(Dataset entries on figures)
--- START ---

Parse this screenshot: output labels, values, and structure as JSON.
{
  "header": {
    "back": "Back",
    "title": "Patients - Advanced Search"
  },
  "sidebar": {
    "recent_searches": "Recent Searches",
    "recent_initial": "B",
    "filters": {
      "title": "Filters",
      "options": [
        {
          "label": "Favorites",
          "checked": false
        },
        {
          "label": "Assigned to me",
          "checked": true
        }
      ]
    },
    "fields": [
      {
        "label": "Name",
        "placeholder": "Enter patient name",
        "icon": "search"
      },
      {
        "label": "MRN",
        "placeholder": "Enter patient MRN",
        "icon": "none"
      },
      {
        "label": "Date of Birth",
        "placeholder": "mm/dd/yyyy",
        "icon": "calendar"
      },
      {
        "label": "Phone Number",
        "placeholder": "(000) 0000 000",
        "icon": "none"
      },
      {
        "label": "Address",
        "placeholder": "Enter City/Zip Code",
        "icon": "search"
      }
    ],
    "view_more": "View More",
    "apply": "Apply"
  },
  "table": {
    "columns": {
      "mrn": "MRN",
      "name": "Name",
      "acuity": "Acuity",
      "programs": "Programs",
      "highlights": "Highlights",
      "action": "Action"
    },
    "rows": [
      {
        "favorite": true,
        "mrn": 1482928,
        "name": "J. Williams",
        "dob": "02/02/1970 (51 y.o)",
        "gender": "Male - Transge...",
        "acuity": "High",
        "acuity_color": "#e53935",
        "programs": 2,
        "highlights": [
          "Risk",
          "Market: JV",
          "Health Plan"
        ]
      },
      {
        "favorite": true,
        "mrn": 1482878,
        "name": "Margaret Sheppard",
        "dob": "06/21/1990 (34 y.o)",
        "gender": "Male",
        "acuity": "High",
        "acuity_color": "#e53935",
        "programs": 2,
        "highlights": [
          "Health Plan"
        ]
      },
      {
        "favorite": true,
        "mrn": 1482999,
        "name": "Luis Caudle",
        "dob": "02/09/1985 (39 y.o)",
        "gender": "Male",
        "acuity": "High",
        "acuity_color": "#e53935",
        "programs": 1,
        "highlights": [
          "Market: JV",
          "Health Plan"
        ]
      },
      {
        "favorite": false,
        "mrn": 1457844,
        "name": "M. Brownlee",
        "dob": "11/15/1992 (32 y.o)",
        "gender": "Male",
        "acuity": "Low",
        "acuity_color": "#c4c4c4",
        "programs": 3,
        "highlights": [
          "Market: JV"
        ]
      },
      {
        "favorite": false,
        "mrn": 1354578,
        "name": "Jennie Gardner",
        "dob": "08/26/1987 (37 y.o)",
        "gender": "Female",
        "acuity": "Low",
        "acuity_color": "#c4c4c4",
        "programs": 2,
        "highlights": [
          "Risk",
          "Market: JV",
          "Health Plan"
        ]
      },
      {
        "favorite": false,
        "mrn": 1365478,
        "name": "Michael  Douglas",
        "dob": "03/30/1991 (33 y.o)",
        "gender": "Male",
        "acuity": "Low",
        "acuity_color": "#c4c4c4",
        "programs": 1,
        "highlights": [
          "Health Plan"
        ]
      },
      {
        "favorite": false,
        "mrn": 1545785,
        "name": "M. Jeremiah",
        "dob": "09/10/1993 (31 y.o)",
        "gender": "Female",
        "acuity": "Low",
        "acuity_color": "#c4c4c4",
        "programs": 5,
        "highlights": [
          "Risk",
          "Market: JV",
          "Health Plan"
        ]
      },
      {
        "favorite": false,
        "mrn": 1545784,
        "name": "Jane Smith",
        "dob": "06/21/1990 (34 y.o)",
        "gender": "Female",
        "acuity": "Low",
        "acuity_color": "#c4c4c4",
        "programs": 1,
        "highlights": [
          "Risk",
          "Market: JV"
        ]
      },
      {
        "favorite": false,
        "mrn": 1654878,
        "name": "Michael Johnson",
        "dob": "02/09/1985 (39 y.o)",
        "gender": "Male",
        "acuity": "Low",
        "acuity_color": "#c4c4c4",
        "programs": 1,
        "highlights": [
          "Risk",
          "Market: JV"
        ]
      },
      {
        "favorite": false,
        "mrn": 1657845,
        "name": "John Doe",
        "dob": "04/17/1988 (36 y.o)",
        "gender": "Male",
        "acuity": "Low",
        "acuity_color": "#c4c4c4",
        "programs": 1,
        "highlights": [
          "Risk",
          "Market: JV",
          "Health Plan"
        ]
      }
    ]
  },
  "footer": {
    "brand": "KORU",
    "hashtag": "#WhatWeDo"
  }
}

--- END ---

What the task requires – On how many lines above does the word "placeholder" appear? Only the number should be given.

Exercise solution – 5